[EXERCISE INPUT start]

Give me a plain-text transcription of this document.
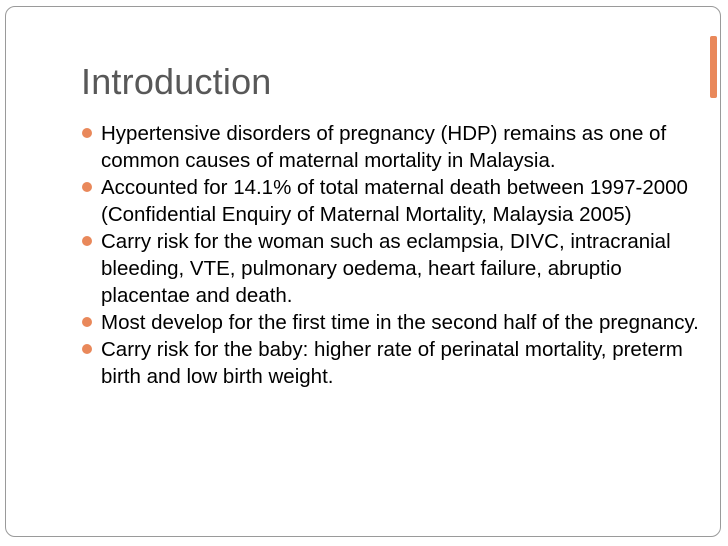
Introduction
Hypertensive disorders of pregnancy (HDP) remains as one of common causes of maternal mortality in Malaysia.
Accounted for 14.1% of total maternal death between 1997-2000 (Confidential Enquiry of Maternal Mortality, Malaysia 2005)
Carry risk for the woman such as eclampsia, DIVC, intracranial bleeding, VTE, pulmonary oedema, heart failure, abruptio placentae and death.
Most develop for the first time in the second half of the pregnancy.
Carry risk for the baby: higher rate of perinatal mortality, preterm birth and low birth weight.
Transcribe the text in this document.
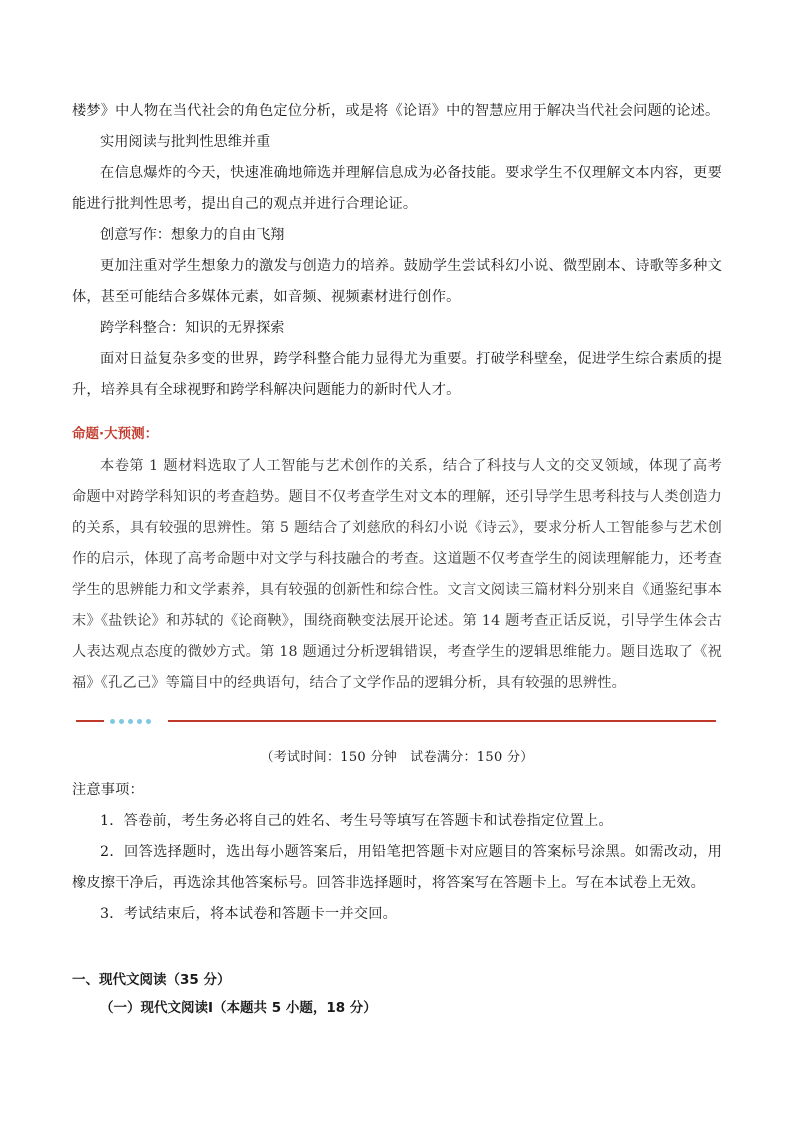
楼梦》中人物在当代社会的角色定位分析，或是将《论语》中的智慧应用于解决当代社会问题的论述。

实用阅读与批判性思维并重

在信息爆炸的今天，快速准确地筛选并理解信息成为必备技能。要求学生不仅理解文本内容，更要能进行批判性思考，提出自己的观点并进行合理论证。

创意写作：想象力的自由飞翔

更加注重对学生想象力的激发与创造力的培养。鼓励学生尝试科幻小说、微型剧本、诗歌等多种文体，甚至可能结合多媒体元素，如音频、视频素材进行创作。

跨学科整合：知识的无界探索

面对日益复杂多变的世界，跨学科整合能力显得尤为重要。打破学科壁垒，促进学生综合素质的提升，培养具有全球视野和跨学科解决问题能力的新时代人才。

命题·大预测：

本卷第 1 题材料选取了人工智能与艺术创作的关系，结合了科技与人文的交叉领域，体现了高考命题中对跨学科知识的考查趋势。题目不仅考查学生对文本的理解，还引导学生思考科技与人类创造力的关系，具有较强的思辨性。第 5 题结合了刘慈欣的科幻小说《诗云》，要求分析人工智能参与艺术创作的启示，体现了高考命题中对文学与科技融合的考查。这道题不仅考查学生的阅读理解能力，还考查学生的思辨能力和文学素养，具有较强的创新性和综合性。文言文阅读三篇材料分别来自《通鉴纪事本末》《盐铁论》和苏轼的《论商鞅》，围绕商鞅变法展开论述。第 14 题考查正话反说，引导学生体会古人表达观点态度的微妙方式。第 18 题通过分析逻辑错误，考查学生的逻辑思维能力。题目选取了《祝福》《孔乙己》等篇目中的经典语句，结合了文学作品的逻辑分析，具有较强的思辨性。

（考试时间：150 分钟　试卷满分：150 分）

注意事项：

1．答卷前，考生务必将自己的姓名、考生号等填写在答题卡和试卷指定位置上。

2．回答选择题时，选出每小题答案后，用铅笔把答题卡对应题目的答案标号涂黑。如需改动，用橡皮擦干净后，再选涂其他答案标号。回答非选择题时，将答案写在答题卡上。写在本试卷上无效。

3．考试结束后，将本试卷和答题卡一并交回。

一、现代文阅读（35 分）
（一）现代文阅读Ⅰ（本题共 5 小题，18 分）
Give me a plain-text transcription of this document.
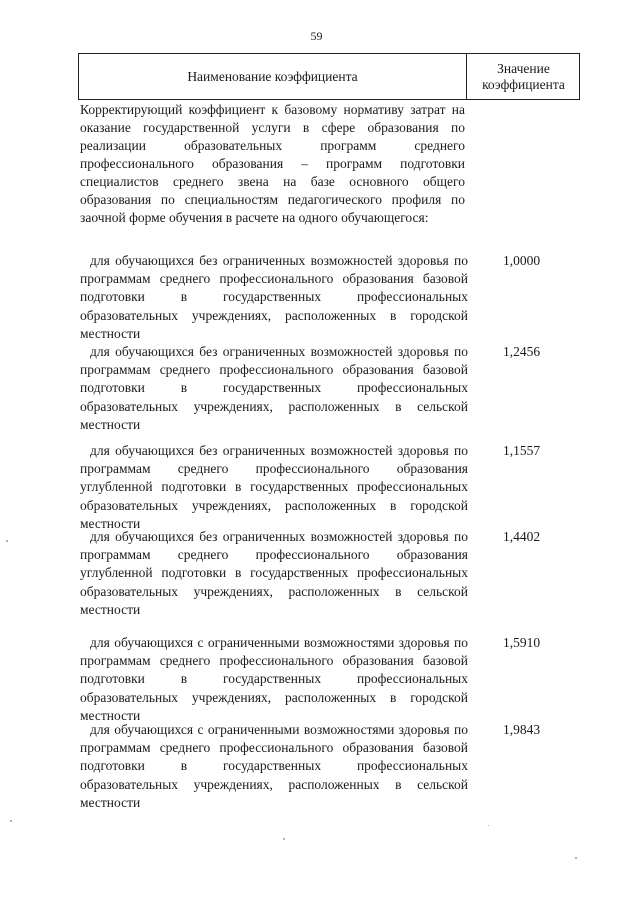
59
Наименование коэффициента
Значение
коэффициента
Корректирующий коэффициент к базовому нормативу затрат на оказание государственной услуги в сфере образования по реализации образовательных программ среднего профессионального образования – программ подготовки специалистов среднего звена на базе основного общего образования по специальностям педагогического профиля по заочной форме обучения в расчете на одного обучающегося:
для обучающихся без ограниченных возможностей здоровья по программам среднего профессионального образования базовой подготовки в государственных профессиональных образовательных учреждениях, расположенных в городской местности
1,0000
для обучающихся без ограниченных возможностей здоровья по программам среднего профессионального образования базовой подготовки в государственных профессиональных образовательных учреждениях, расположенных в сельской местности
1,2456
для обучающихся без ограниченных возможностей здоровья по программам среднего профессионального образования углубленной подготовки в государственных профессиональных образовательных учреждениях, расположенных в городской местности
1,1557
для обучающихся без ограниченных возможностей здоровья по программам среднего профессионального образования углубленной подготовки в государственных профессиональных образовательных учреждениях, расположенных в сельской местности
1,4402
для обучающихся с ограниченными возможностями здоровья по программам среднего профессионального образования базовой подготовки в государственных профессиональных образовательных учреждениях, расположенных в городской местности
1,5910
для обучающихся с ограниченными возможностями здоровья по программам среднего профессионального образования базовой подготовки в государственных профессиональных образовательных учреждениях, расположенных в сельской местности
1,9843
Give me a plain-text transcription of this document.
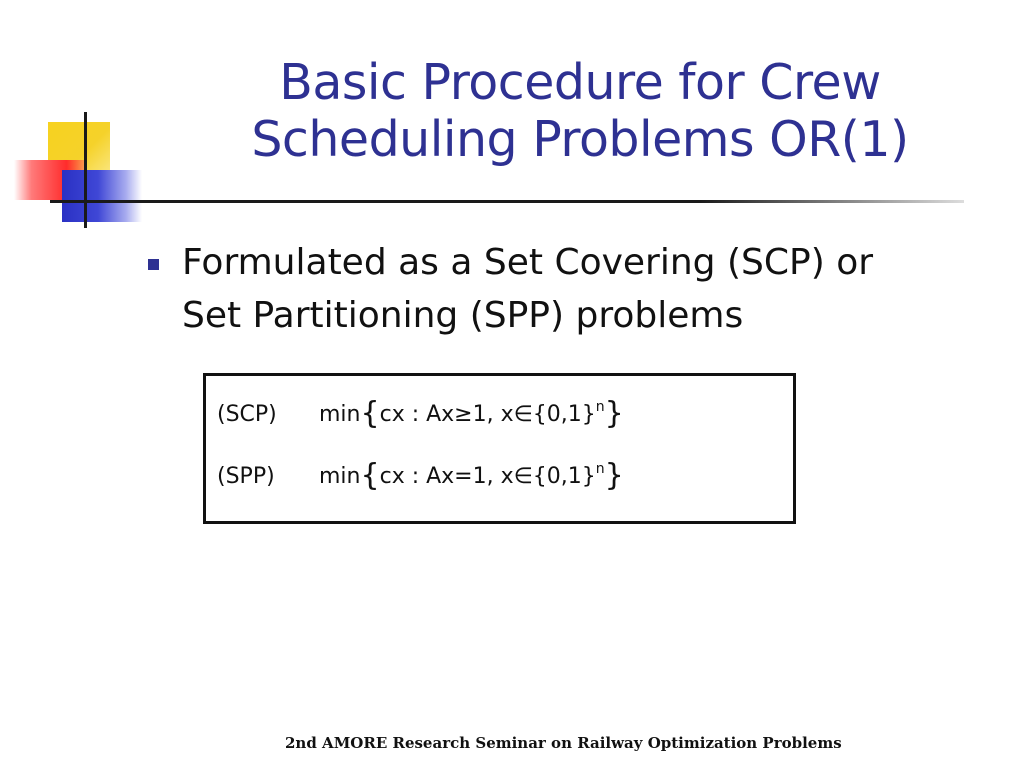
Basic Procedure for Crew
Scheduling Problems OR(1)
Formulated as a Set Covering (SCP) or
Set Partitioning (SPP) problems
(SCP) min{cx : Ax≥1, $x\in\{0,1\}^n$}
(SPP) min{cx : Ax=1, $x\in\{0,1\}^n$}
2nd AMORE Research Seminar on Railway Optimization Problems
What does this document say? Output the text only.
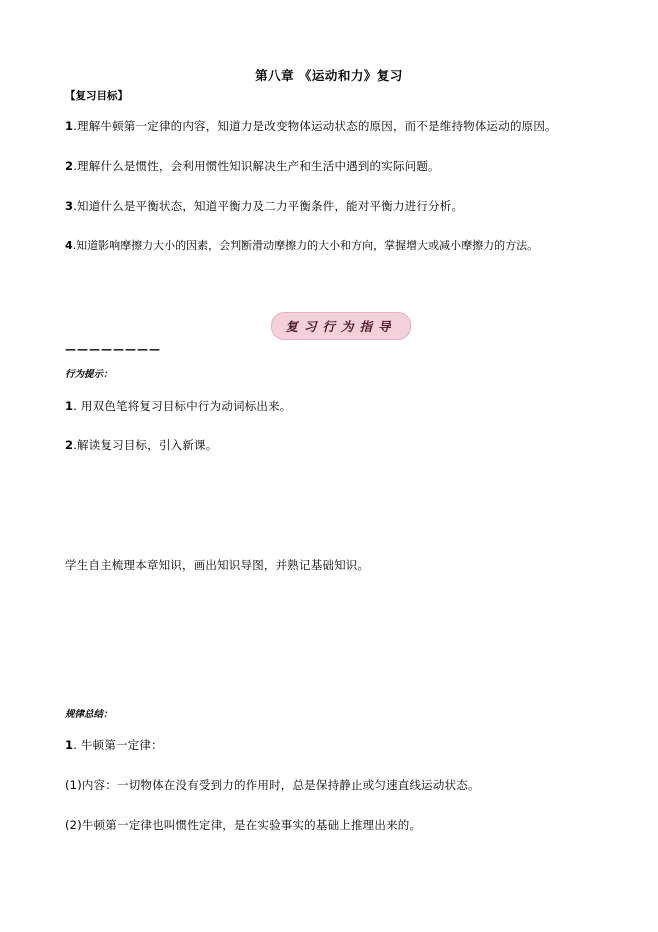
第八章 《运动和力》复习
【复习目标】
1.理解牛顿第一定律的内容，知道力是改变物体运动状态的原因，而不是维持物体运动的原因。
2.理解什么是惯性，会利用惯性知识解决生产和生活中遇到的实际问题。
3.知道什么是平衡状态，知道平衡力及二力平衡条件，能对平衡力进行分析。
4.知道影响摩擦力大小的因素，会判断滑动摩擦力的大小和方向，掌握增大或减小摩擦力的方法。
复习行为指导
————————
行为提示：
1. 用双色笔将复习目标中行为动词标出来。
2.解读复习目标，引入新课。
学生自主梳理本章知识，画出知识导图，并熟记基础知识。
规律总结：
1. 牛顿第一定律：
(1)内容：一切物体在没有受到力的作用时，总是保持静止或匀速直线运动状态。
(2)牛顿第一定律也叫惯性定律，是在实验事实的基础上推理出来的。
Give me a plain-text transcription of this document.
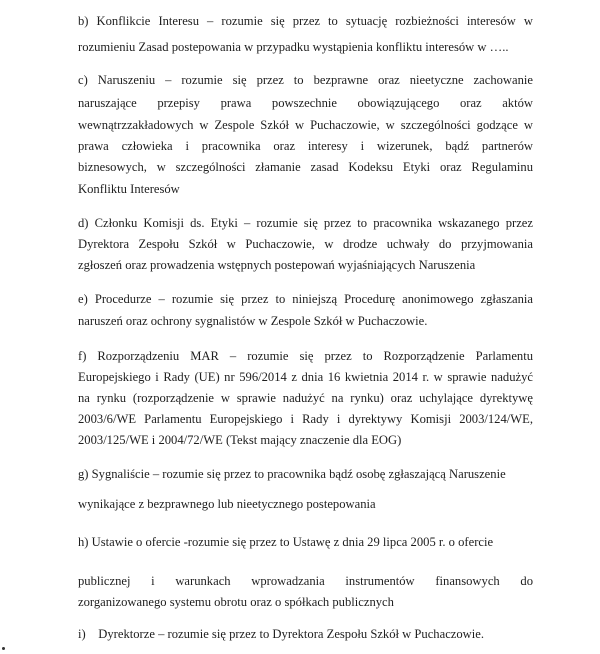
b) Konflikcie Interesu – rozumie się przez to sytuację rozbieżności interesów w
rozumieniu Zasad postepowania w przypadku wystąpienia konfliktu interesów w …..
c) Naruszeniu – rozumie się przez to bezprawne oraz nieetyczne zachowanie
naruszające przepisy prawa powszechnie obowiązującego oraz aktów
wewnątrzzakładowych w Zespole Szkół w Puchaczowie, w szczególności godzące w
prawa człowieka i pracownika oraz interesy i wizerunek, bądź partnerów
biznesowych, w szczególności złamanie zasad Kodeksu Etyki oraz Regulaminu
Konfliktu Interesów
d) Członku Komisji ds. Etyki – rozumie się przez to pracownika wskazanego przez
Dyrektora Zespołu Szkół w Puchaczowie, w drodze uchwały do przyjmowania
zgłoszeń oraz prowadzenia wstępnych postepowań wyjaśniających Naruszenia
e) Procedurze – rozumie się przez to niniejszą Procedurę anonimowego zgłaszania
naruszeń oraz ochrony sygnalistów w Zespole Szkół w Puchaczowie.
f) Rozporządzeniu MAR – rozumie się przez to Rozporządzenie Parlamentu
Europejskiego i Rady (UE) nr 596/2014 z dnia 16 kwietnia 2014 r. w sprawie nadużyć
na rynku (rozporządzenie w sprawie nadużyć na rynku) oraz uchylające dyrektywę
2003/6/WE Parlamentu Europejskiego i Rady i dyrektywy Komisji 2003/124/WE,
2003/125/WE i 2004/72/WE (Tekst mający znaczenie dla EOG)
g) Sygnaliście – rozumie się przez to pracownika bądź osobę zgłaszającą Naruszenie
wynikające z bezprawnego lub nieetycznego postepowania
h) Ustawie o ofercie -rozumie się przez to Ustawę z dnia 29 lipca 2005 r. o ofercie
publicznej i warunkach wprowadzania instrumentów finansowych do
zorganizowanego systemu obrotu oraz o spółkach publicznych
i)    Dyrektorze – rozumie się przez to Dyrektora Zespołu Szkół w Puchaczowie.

[EXERCISE INPUT end]

WHAT IS BEING ASKED = Pictures stay out; repeat all the rest of the records exactly.

WRITTEN ANSWER =
Give me a plain-text transcription of this document.
Introduction
Hypertensive disorders of pregnancy (HDP) remains as one of common causes of maternal mortality in Malaysia.
Accounted for 14.1% of total maternal death between 1997-2000 (Confidential Enquiry of Maternal Mortality, Malaysia 2005)
Carry risk for the woman such as eclampsia, DIVC, intracranial bleeding, VTE, pulmonary oedema, heart failure, abruptio placentae and death.
Most develop for the first time in the second half of the pregnancy.
Carry risk for the baby: higher rate of perinatal mortality, preterm birth and low birth weight.
Transcribe the text in this document.
楼梦》中人物在当代社会的角色定位分析，或是将《论语》中的智慧应用于解决当代社会问题的论述。

实用阅读与批判性思维并重

在信息爆炸的今天，快速准确地筛选并理解信息成为必备技能。要求学生不仅理解文本内容，更要能进行批判性思考，提出自己的观点并进行合理论证。

创意写作：想象力的自由飞翔

更加注重对学生想象力的激发与创造力的培养。鼓励学生尝试科幻小说、微型剧本、诗歌等多种文体，甚至可能结合多媒体元素，如音频、视频素材进行创作。

跨学科整合：知识的无界探索

面对日益复杂多变的世界，跨学科整合能力显得尤为重要。打破学科壁垒，促进学生综合素质的提升，培养具有全球视野和跨学科解决问题能力的新时代人才。

命题·大预测：

本卷第 1 题材料选取了人工智能与艺术创作的关系，结合了科技与人文的交叉领域，体现了高考命题中对跨学科知识的考查趋势。题目不仅考查学生对文本的理解，还引导学生思考科技与人类创造力的关系，具有较强的思辨性。第 5 题结合了刘慈欣的科幻小说《诗云》，要求分析人工智能参与艺术创作的启示，体现了高考命题中对文学与科技融合的考查。这道题不仅考查学生的阅读理解能力，还考查学生的思辨能力和文学素养，具有较强的创新性和综合性。文言文阅读三篇材料分别来自《通鉴纪事本末》《盐铁论》和苏轼的《论商鞅》，围绕商鞅变法展开论述。第 14 题考查正话反说，引导学生体会古人表达观点态度的微妙方式。第 18 题通过分析逻辑错误，考查学生的逻辑思维能力。题目选取了《祝福》《孔乙己》等篇目中的经典语句，结合了文学作品的逻辑分析，具有较强的思辨性。

（考试时间：150 分钟　试卷满分：150 分）

注意事项：

1．答卷前，考生务必将自己的姓名、考生号等填写在答题卡和试卷指定位置上。

2．回答选择题时，选出每小题答案后，用铅笔把答题卡对应题目的答案标号涂黑。如需改动，用橡皮擦干净后，再选涂其他答案标号。回答非选择题时，将答案写在答题卡上。写在本试卷上无效。

3．考试结束后，将本试卷和答题卡一并交回。

一、现代文阅读（35 分）
（一）现代文阅读Ⅰ（本题共 5 小题，18 分）
Give me a plain-text transcription of this document.
59
Наименование коэффициента
Значение
коэффициента
Корректирующий коэффициент к базовому нормативу затрат на оказание государственной услуги в сфере образования по реализации образовательных программ среднего профессионального образования – программ подготовки специалистов среднего звена на базе основного общего образования по специальностям педагогического профиля по заочной форме обучения в расчете на одного обучающегося:
для обучающихся без ограниченных возможностей здоровья по программам среднего профессионального образования базовой подготовки в государственных профессиональных образовательных учреждениях, расположенных в городской местности
1,0000
для обучающихся без ограниченных возможностей здоровья по программам среднего профессионального образования базовой подготовки в государственных профессиональных образовательных учреждениях, расположенных в сельской местности
1,2456
для обучающихся без ограниченных возможностей здоровья по программам среднего профессионального образования углубленной подготовки в государственных профессиональных образовательных учреждениях, расположенных в городской местности
1,1557
для обучающихся без ограниченных возможностей здоровья по программам среднего профессионального образования углубленной подготовки в государственных профессиональных образовательных учреждениях, расположенных в сельской местности
1,4402
для обучающихся с ограниченными возможностями здоровья по программам среднего профессионального образования базовой подготовки в государственных профессиональных образовательных учреждениях, расположенных в городской местности
1,5910
для обучающихся с ограниченными возможностями здоровья по программам среднего профессионального образования базовой подготовки в государственных профессиональных образовательных учреждениях, расположенных в сельской местности
1,9843
Give me a plain-text transcription of this document.
Basic Procedure for Crew
Scheduling Problems OR(1)
Formulated as a Set Covering (SCP) or
Set Partitioning (SPP) problems
(SCP) min{cx : Ax≥1, $x\in\{0,1\}^n$}
(SPP) min{cx : Ax=1, $x\in\{0,1\}^n$}
2nd AMORE Research Seminar on Railway Optimization Problems
What does this document say? Output the text only.
第八章 《运动和力》复习
【复习目标】
1.理解牛顿第一定律的内容，知道力是改变物体运动状态的原因，而不是维持物体运动的原因。
2.理解什么是惯性，会利用惯性知识解决生产和生活中遇到的实际问题。
3.知道什么是平衡状态，知道平衡力及二力平衡条件，能对平衡力进行分析。
4.知道影响摩擦力大小的因素，会判断滑动摩擦力的大小和方向，掌握增大或减小摩擦力的方法。
复习行为指导
————————
行为提示：
1. 用双色笔将复习目标中行为动词标出来。
2.解读复习目标，引入新课。
学生自主梳理本章知识，画出知识导图，并熟记基础知识。
规律总结：
1. 牛顿第一定律：
(1)内容：一切物体在没有受到力的作用时，总是保持静止或匀速直线运动状态。
(2)牛顿第一定律也叫惯性定律，是在实验事实的基础上推理出来的。
Give me a plain-text transcription of this document.
b) Konflikcie Interesu – rozumie się przez to sytuację rozbieżności interesów w
rozumieniu Zasad postepowania w przypadku wystąpienia konfliktu interesów w …..
c) Naruszeniu – rozumie się przez to bezprawne oraz nieetyczne zachowanie
naruszające przepisy prawa powszechnie obowiązującego oraz aktów
wewnątrzzakładowych w Zespole Szkół w Puchaczowie, w szczególności godzące w
prawa człowieka i pracownika oraz interesy i wizerunek, bądź partnerów
biznesowych, w szczególności złamanie zasad Kodeksu Etyki oraz Regulaminu
Konfliktu Interesów
d) Członku Komisji ds. Etyki – rozumie się przez to pracownika wskazanego przez
Dyrektora Zespołu Szkół w Puchaczowie, w drodze uchwały do przyjmowania
zgłoszeń oraz prowadzenia wstępnych postepowań wyjaśniających Naruszenia
e) Procedurze – rozumie się przez to niniejszą Procedurę anonimowego zgłaszania
naruszeń oraz ochrony sygnalistów w Zespole Szkół w Puchaczowie.
f) Rozporządzeniu MAR – rozumie się przez to Rozporządzenie Parlamentu
Europejskiego i Rady (UE) nr 596/2014 z dnia 16 kwietnia 2014 r. w sprawie nadużyć
na rynku (rozporządzenie w sprawie nadużyć na rynku) oraz uchylające dyrektywę
2003/6/WE Parlamentu Europejskiego i Rady i dyrektywy Komisji 2003/124/WE,
2003/125/WE i 2004/72/WE (Tekst mający znaczenie dla EOG)
g) Sygnaliście – rozumie się przez to pracownika bądź osobę zgłaszającą Naruszenie
wynikające z bezprawnego lub nieetycznego postepowania
h) Ustawie o ofercie -rozumie się przez to Ustawę z dnia 29 lipca 2005 r. o ofercie
publicznej i warunkach wprowadzania instrumentów finansowych do
zorganizowanego systemu obrotu oraz o spółkach publicznych
i)    Dyrektorze – rozumie się przez to Dyrektora Zespołu Szkół w Puchaczowie.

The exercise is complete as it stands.